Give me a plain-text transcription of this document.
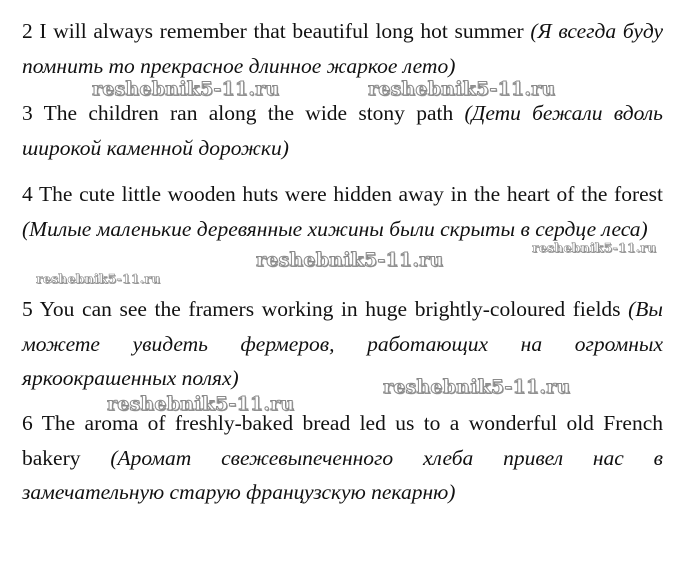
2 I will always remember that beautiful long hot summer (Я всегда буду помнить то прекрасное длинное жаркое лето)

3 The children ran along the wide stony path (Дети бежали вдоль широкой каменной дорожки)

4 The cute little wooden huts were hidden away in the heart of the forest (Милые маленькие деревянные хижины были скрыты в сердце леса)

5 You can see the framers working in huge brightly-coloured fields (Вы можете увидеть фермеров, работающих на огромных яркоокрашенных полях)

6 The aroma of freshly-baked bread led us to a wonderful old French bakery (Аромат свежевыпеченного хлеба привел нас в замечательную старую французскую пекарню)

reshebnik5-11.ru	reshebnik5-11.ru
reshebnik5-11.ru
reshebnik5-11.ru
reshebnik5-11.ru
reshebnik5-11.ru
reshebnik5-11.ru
────────────────
*WHAT IS BEING ASKED*: Go through the listing above and write it out again exactly, dropping the pictures.

*OUTPUT*:
Give me a plain-text transcription of this document.
2 I will always remember that beautiful long hot summer (Я всегда буду помнить то прекрасное длинное жаркое лето)

3 The children ran along the wide stony path (Дети бежали вдоль широкой каменной дорожки)

4 The cute little wooden huts were hidden away in the heart of the forest (Милые маленькие деревянные хижины были скрыты в сердце леса)

5 You can see the framers working in huge brightly-coloured fields (Вы можете увидеть фермеров, работающих на огромных яркоокрашенных полях)

6 The aroma of freshly-baked bread led us to a wonderful old French bakery (Аромат свежевыпеченного хлеба привел нас в замечательную старую французскую пекарню)

reshebnik5-11.ru	reshebnik5-11.ru
reshebnik5-11.ru
reshebnik5-11.ru
reshebnik5-11.ru
reshebnik5-11.ru
reshebnik5-11.ru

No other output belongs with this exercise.